== Record excerpts ==

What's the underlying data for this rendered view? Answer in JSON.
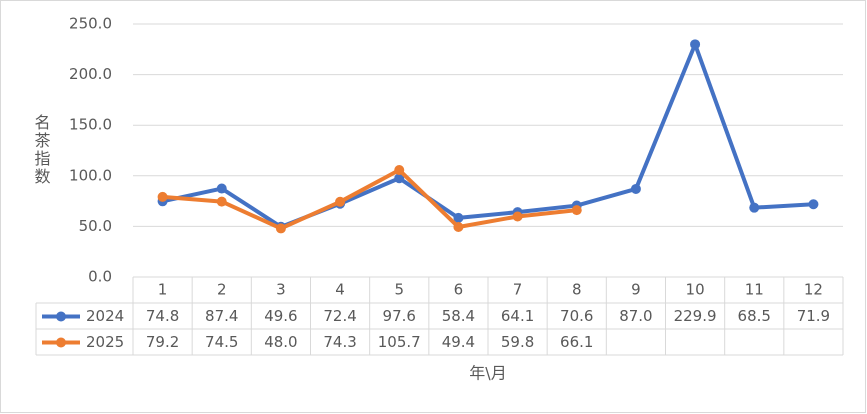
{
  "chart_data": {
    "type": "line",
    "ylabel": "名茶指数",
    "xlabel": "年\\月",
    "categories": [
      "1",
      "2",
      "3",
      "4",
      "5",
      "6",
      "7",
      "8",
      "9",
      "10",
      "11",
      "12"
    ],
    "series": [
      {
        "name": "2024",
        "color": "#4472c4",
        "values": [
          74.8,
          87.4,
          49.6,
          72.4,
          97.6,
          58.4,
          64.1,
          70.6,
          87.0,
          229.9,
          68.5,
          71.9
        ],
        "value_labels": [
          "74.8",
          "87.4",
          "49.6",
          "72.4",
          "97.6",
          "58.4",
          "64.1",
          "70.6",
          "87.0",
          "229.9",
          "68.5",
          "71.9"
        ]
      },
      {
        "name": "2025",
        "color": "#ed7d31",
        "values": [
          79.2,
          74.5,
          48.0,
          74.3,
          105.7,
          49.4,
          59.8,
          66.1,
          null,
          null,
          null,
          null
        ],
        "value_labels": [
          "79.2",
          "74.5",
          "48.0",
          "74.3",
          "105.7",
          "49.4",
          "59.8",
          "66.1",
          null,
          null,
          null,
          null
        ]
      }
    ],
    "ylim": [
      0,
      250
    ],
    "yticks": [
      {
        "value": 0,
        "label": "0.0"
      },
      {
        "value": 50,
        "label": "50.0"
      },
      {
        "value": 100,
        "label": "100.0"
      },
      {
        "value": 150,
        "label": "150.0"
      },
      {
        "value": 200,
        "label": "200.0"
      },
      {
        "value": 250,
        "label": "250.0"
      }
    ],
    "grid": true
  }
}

===

*Goal*. Transcribe all the data word for word; the images stay out.

*Problem solution*.
What's the underlying data for this rendered view? Answer in JSON.
{
  "chart_data": {
    "type": "line",
    "ylabel": "名茶指数",
    "xlabel": "年\\月",
    "categories": [
      "1",
      "2",
      "3",
      "4",
      "5",
      "6",
      "7",
      "8",
      "9",
      "10",
      "11",
      "12"
    ],
    "series": [
      {
        "name": "2024",
        "color": "#4472c4",
        "values": [
          74.8,
          87.4,
          49.6,
          72.4,
          97.6,
          58.4,
          64.1,
          70.6,
          87.0,
          229.9,
          68.5,
          71.9
        ],
        "value_labels": [
          "74.8",
          "87.4",
          "49.6",
          "72.4",
          "97.6",
          "58.4",
          "64.1",
          "70.6",
          "87.0",
          "229.9",
          "68.5",
          "71.9"
        ]
      },
      {
        "name": "2025",
        "color": "#ed7d31",
        "values": [
          79.2,
          74.5,
          48.0,
          74.3,
          105.7,
          49.4,
          59.8,
          66.1,
          null,
          null,
          null,
          null
        ],
        "value_labels": [
          "79.2",
          "74.5",
          "48.0",
          "74.3",
          "105.7",
          "49.4",
          "59.8",
          "66.1",
          null,
          null,
          null,
          null
        ]
      }
    ],
    "ylim": [
      0,
      250
    ],
    "yticks": [
      {
        "value": 0,
        "label": "0.0"
      },
      {
        "value": 50,
        "label": "50.0"
      },
      {
        "value": 100,
        "label": "100.0"
      },
      {
        "value": 150,
        "label": "150.0"
      },
      {
        "value": 200,
        "label": "200.0"
      },
      {
        "value": 250,
        "label": "250.0"
      }
    ],
    "grid": true
  }
}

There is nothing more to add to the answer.